--- TASK INPUTS ---
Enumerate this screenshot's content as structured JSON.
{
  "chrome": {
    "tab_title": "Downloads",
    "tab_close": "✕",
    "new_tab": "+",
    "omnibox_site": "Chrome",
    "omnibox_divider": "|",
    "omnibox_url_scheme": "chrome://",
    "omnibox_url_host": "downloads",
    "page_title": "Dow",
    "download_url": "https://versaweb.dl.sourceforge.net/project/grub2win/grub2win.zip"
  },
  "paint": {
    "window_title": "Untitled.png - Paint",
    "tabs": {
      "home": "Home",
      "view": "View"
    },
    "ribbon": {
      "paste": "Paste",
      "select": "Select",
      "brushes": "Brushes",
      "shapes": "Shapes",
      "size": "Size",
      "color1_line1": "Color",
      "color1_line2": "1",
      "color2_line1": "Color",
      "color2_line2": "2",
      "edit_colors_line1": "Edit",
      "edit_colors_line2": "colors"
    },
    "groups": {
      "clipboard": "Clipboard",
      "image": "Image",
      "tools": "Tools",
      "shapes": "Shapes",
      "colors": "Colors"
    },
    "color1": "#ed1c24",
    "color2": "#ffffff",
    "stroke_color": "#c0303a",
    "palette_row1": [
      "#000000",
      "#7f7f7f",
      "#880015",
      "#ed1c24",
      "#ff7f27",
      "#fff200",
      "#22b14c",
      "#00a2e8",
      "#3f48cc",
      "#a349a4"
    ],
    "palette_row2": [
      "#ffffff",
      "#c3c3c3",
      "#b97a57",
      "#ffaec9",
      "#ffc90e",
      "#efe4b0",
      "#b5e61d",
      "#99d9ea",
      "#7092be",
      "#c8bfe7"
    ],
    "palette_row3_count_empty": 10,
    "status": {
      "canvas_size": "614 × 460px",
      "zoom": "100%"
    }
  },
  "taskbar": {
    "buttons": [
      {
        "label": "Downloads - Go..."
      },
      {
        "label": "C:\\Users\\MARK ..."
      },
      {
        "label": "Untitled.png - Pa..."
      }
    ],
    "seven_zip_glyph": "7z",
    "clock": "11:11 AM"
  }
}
---
> _INSTRUCTIONS TO FOLLOW_
Take the listing above and write it out again exactly.

> _THE OUTPUT_
Enumerate this screenshot's content as structured JSON.
{
  "chrome": {
    "tab_title": "Downloads",
    "tab_close": "✕",
    "new_tab": "+",
    "omnibox_site": "Chrome",
    "omnibox_divider": "|",
    "omnibox_url_scheme": "chrome://",
    "omnibox_url_host": "downloads",
    "page_title": "Dow",
    "download_url": "https://versaweb.dl.sourceforge.net/project/grub2win/grub2win.zip"
  },
  "paint": {
    "window_title": "Untitled.png - Paint",
    "tabs": {
      "home": "Home",
      "view": "View"
    },
    "ribbon": {
      "paste": "Paste",
      "select": "Select",
      "brushes": "Brushes",
      "shapes": "Shapes",
      "size": "Size",
      "color1_line1": "Color",
      "color1_line2": "1",
      "color2_line1": "Color",
      "color2_line2": "2",
      "edit_colors_line1": "Edit",
      "edit_colors_line2": "colors"
    },
    "groups": {
      "clipboard": "Clipboard",
      "image": "Image",
      "tools": "Tools",
      "shapes": "Shapes",
      "colors": "Colors"
    },
    "color1": "#ed1c24",
    "color2": "#ffffff",
    "stroke_color": "#c0303a",
    "palette_row1": [
      "#000000",
      "#7f7f7f",
      "#880015",
      "#ed1c24",
      "#ff7f27",
      "#fff200",
      "#22b14c",
      "#00a2e8",
      "#3f48cc",
      "#a349a4"
    ],
    "palette_row2": [
      "#ffffff",
      "#c3c3c3",
      "#b97a57",
      "#ffaec9",
      "#ffc90e",
      "#efe4b0",
      "#b5e61d",
      "#99d9ea",
      "#7092be",
      "#c8bfe7"
    ],
    "palette_row3_count_empty": 10,
    "status": {
      "canvas_size": "614 × 460px",
      "zoom": "100%"
    }
  },
  "taskbar": {
    "buttons": [
      {
        "label": "Downloads - Go..."
      },
      {
        "label": "C:\\Users\\MARK ..."
      },
      {
        "label": "Untitled.png - Pa..."
      }
    ],
    "seven_zip_glyph": "7z",
    "clock": "11:11 AM"
  }
}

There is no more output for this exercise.